> Raw data
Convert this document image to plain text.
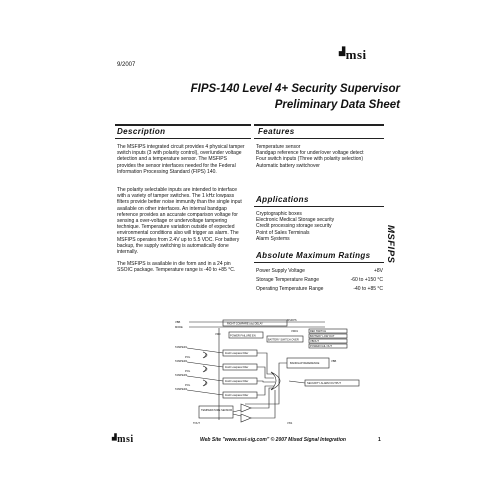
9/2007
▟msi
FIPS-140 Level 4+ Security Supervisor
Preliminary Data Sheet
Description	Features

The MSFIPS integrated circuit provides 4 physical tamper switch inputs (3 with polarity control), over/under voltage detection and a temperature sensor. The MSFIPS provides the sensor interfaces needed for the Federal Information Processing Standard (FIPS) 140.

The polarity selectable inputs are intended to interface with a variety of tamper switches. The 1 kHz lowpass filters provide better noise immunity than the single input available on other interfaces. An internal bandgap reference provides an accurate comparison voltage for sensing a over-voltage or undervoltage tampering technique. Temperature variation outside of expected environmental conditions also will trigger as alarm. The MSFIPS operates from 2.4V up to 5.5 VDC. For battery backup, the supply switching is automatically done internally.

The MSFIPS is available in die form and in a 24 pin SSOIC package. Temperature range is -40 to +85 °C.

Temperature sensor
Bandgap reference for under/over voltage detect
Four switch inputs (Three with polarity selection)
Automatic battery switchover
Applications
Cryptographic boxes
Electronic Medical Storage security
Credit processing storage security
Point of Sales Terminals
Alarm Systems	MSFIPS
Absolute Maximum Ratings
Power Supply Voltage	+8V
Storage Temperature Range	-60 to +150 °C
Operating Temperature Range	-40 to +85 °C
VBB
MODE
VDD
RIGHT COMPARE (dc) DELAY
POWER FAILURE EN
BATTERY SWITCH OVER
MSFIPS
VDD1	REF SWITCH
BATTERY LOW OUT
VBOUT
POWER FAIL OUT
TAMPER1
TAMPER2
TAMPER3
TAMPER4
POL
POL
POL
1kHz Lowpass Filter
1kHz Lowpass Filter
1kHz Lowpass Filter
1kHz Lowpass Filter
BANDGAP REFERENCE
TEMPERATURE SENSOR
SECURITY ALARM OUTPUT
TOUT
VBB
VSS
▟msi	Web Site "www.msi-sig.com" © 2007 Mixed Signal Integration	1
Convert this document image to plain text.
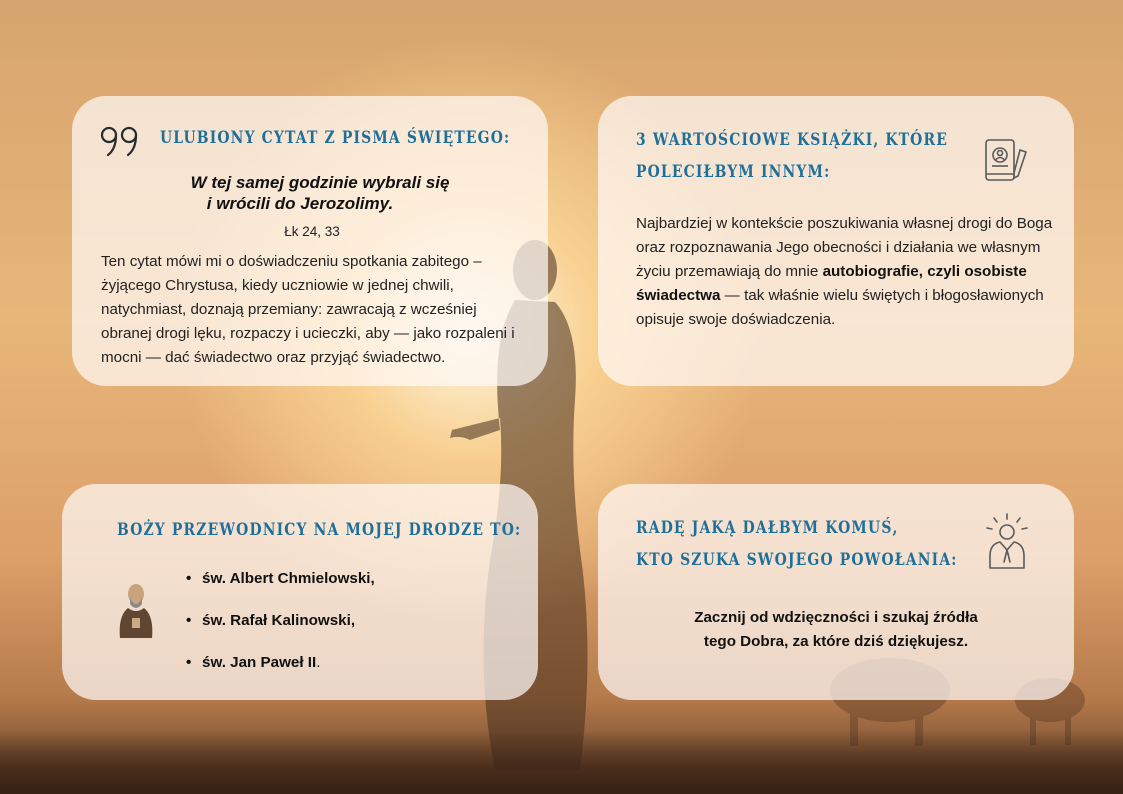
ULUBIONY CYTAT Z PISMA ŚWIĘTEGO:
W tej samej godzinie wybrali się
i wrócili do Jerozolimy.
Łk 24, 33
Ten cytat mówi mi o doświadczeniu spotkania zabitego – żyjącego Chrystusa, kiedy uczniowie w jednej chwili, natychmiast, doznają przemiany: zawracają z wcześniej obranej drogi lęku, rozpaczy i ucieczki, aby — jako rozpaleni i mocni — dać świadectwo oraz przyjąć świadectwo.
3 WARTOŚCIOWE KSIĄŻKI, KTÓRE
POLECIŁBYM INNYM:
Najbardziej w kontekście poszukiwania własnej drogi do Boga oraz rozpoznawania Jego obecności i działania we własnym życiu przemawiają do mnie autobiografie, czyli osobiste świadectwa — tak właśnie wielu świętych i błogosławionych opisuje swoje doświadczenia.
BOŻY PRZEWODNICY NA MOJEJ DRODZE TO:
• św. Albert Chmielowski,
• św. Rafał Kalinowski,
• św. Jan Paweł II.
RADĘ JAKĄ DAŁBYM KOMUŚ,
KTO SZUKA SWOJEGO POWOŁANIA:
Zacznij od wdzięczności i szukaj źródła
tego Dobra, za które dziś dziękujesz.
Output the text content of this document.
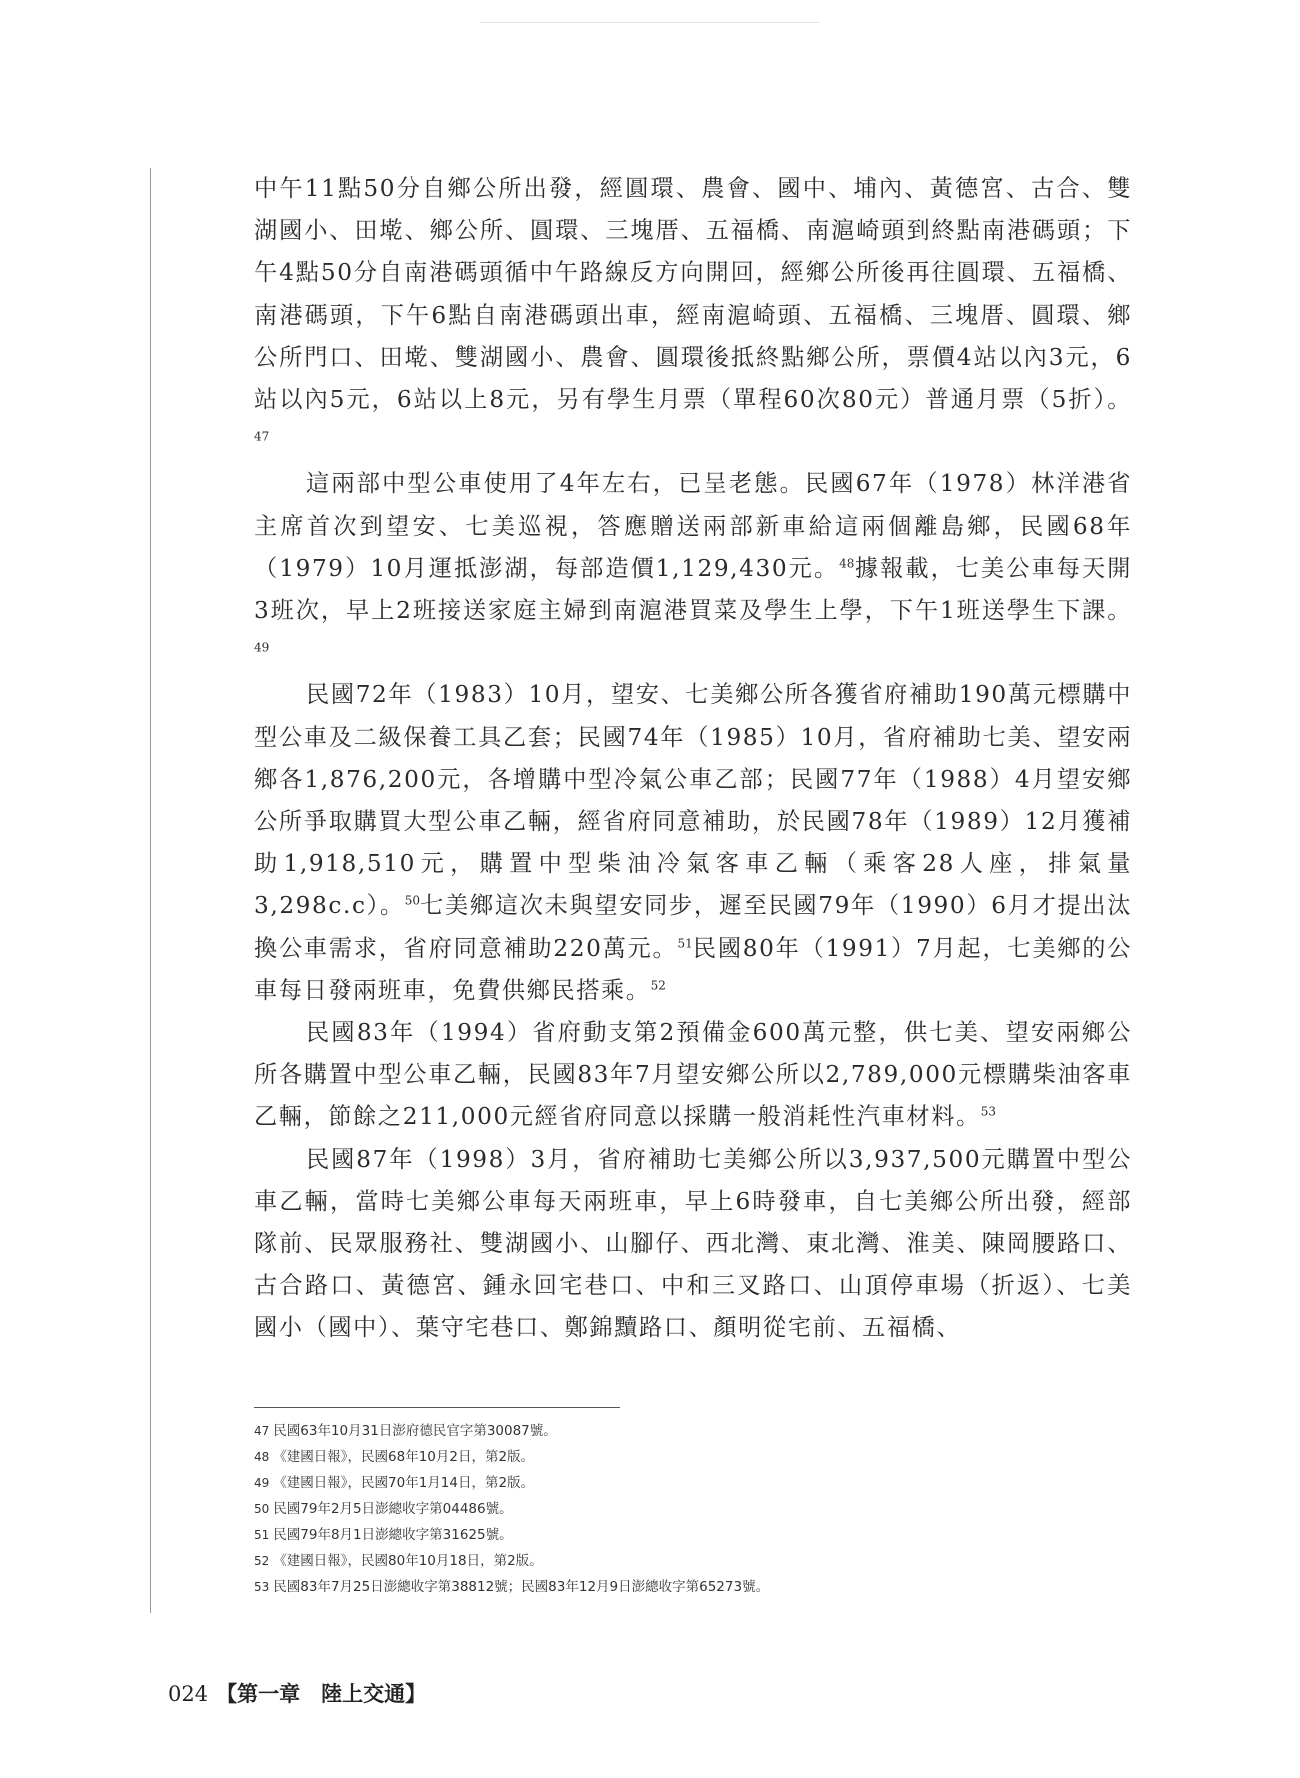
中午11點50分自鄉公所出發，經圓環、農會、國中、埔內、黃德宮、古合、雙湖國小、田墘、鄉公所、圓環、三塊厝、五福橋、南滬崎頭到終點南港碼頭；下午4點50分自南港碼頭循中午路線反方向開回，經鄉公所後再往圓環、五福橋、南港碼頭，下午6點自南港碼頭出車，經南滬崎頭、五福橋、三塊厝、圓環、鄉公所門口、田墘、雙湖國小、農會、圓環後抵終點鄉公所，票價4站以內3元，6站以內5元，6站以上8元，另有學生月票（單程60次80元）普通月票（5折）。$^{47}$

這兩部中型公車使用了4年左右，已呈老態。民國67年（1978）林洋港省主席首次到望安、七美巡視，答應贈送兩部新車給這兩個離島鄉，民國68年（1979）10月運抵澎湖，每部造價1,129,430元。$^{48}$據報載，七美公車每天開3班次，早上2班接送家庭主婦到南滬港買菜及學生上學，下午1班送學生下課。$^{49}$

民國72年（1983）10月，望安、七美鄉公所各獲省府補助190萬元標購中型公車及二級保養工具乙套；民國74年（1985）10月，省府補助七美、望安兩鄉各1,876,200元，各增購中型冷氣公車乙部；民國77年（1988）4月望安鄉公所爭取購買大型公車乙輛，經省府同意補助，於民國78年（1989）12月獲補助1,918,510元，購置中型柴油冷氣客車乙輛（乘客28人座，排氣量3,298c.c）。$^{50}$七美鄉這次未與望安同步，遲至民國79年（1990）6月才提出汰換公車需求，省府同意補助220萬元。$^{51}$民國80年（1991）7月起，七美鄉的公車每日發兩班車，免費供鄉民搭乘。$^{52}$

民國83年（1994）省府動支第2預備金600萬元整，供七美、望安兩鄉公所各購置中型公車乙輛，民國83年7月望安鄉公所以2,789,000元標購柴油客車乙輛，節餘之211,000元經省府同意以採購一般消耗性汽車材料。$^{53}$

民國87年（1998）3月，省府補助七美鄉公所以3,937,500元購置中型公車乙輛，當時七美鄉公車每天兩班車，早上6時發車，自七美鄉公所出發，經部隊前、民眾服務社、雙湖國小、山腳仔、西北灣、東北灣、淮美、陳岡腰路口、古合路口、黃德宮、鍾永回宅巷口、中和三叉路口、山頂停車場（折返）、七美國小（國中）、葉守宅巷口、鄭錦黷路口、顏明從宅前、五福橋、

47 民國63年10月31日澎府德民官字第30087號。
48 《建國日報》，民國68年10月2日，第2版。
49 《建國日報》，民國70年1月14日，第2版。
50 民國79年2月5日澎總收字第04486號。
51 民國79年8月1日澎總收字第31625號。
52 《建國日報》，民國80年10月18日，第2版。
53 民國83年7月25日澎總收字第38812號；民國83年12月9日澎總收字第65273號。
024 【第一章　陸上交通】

> Written task
Transcribe the whole listing exactly. Pictures are excluded.

> Answer to the problem
Convert this document image to plain text.
9/2007
▟msi
FIPS-140 Level 4+ Security Supervisor
Preliminary Data Sheet
Description	Features

The MSFIPS integrated circuit provides 4 physical tamper switch inputs (3 with polarity control), over/under voltage detection and a temperature sensor. The MSFIPS provides the sensor interfaces needed for the Federal Information Processing Standard (FIPS) 140.

The polarity selectable inputs are intended to interface with a variety of tamper switches. The 1 kHz lowpass filters provide better noise immunity than the single input available on other interfaces. An internal bandgap reference provides an accurate comparison voltage for sensing a over-voltage or undervoltage tampering technique. Temperature variation outside of expected environmental conditions also will trigger as alarm. The MSFIPS operates from 2.4V up to 5.5 VDC. For battery backup, the supply switching is automatically done internally.

The MSFIPS is available in die form and in a 24 pin SSOIC package. Temperature range is -40 to +85 °C.

Temperature sensor
Bandgap reference for under/over voltage detect
Four switch inputs (Three with polarity selection)
Automatic battery switchover
Applications
Cryptographic boxes
Electronic Medical Storage security
Credit processing storage security
Point of Sales Terminals
Alarm Systems	MSFIPS
Absolute Maximum Ratings
Power Supply Voltage	+8V
Storage Temperature Range	-60 to +150 °C
Operating Temperature Range	-40 to +85 °C
VBB
MODE
VDD
RIGHT COMPARE (dc) DELAY
POWER FAILURE EN
BATTERY SWITCH OVER
MSFIPS
VDD1	REF SWITCH
BATTERY LOW OUT
VBOUT
POWER FAIL OUT
TAMPER1
TAMPER2
TAMPER3
TAMPER4
POL
POL
POL
1kHz Lowpass Filter
1kHz Lowpass Filter
1kHz Lowpass Filter
1kHz Lowpass Filter
BANDGAP REFERENCE
TEMPERATURE SENSOR
SECURITY ALARM OUTPUT
TOUT
VBB
VSS
▟msi	Web Site "www.msi-sig.com" © 2007 Mixed Signal Integration	1
Convert this document image to plain text.
ULUBIONY CYTAT Z PISMA ŚWIĘTEGO:
W tej samej godzinie wybrali się
i wrócili do Jerozolimy.
Łk 24, 33
Ten cytat mówi mi o doświadczeniu spotkania zabitego – żyjącego Chrystusa, kiedy uczniowie w jednej chwili, natychmiast, doznają przemiany: zawracają z wcześniej obranej drogi lęku, rozpaczy i ucieczki, aby — jako rozpaleni i mocni — dać świadectwo oraz przyjąć świadectwo.
3 WARTOŚCIOWE KSIĄŻKI, KTÓRE
POLECIŁBYM INNYM:
Najbardziej w kontekście poszukiwania własnej drogi do Boga oraz rozpoznawania Jego obecności i działania we własnym życiu przemawiają do mnie autobiografie, czyli osobiste świadectwa — tak właśnie wielu świętych i błogosławionych opisuje swoje doświadczenia.
BOŻY PRZEWODNICY NA MOJEJ DRODZE TO:
• św. Albert Chmielowski,
• św. Rafał Kalinowski,
• św. Jan Paweł II.
RADĘ JAKĄ DAŁBYM KOMUŚ,
KTO SZUKA SWOJEGO POWOŁANIA:
Zacznij od wdzięczności i szukaj źródła
tego Dobra, za które dziś dziękujesz.
Output the text content of this document.
中午11點50分自鄉公所出發，經圓環、農會、國中、埔內、黃德宮、古合、雙湖國小、田墘、鄉公所、圓環、三塊厝、五福橋、南滬崎頭到終點南港碼頭；下午4點50分自南港碼頭循中午路線反方向開回，經鄉公所後再往圓環、五福橋、南港碼頭，下午6點自南港碼頭出車，經南滬崎頭、五福橋、三塊厝、圓環、鄉公所門口、田墘、雙湖國小、農會、圓環後抵終點鄉公所，票價4站以內3元，6站以內5元，6站以上8元，另有學生月票（單程60次80元）普通月票（5折）。$^{47}$

這兩部中型公車使用了4年左右，已呈老態。民國67年（1978）林洋港省主席首次到望安、七美巡視，答應贈送兩部新車給這兩個離島鄉，民國68年（1979）10月運抵澎湖，每部造價1,129,430元。$^{48}$據報載，七美公車每天開3班次，早上2班接送家庭主婦到南滬港買菜及學生上學，下午1班送學生下課。$^{49}$

民國72年（1983）10月，望安、七美鄉公所各獲省府補助190萬元標購中型公車及二級保養工具乙套；民國74年（1985）10月，省府補助七美、望安兩鄉各1,876,200元，各增購中型冷氣公車乙部；民國77年（1988）4月望安鄉公所爭取購買大型公車乙輛，經省府同意補助，於民國78年（1989）12月獲補助1,918,510元，購置中型柴油冷氣客車乙輛（乘客28人座，排氣量3,298c.c）。$^{50}$七美鄉這次未與望安同步，遲至民國79年（1990）6月才提出汰換公車需求，省府同意補助220萬元。$^{51}$民國80年（1991）7月起，七美鄉的公車每日發兩班車，免費供鄉民搭乘。$^{52}$

民國83年（1994）省府動支第2預備金600萬元整，供七美、望安兩鄉公所各購置中型公車乙輛，民國83年7月望安鄉公所以2,789,000元標購柴油客車乙輛，節餘之211,000元經省府同意以採購一般消耗性汽車材料。$^{53}$

民國87年（1998）3月，省府補助七美鄉公所以3,937,500元購置中型公車乙輛，當時七美鄉公車每天兩班車，早上6時發車，自七美鄉公所出發，經部隊前、民眾服務社、雙湖國小、山腳仔、西北灣、東北灣、淮美、陳岡腰路口、古合路口、黃德宮、鍾永回宅巷口、中和三叉路口、山頂停車場（折返）、七美國小（國中）、葉守宅巷口、鄭錦黷路口、顏明從宅前、五福橋、

47 民國63年10月31日澎府德民官字第30087號。
48 《建國日報》，民國68年10月2日，第2版。
49 《建國日報》，民國70年1月14日，第2版。
50 民國79年2月5日澎總收字第04486號。
51 民國79年8月1日澎總收字第31625號。
52 《建國日報》，民國80年10月18日，第2版。
53 民國83年7月25日澎總收字第38812號；民國83年12月9日澎總收字第65273號。
024 【第一章　陸上交通】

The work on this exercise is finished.